• **Your instructions**
Look at the entries below and reproduce them exactly.

═══ Task input ═══

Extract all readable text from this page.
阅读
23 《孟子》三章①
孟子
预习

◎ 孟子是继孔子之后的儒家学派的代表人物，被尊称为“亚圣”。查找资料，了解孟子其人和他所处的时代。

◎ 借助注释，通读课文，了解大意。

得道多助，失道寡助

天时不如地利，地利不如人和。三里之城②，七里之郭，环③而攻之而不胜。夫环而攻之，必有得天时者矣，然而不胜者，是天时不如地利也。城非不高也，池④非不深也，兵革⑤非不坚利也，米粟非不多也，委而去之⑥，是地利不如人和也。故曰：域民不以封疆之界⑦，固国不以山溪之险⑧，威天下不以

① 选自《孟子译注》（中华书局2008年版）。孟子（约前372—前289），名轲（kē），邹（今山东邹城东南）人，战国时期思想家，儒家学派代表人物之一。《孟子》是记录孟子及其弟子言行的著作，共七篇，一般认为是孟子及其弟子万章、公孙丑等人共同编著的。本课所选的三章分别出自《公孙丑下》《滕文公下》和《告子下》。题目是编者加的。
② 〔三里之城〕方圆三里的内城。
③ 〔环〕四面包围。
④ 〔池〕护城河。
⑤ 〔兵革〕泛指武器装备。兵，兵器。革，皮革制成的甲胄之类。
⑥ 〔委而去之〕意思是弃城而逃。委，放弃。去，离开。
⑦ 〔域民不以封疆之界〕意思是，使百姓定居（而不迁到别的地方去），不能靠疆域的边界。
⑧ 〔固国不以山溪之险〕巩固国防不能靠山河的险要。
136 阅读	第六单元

═══

• **Complete response**
Extract all readable text from this page.
阅读
23 《孟子》三章①
孟子
预习

◎ 孟子是继孔子之后的儒家学派的代表人物，被尊称为“亚圣”。查找资料，了解孟子其人和他所处的时代。

◎ 借助注释，通读课文，了解大意。

得道多助，失道寡助

天时不如地利，地利不如人和。三里之城②，七里之郭，环③而攻之而不胜。夫环而攻之，必有得天时者矣，然而不胜者，是天时不如地利也。城非不高也，池④非不深也，兵革⑤非不坚利也，米粟非不多也，委而去之⑥，是地利不如人和也。故曰：域民不以封疆之界⑦，固国不以山溪之险⑧，威天下不以

① 选自《孟子译注》（中华书局2008年版）。孟子（约前372—前289），名轲（kē），邹（今山东邹城东南）人，战国时期思想家，儒家学派代表人物之一。《孟子》是记录孟子及其弟子言行的著作，共七篇，一般认为是孟子及其弟子万章、公孙丑等人共同编著的。本课所选的三章分别出自《公孙丑下》《滕文公下》和《告子下》。题目是编者加的。
② 〔三里之城〕方圆三里的内城。
③ 〔环〕四面包围。
④ 〔池〕护城河。
⑤ 〔兵革〕泛指武器装备。兵，兵器。革，皮革制成的甲胄之类。
⑥ 〔委而去之〕意思是弃城而逃。委，放弃。去，离开。
⑦ 〔域民不以封疆之界〕意思是，使百姓定居（而不迁到别的地方去），不能靠疆域的边界。
⑧ 〔固国不以山溪之险〕巩固国防不能靠山河的险要。
136 阅读	第六单元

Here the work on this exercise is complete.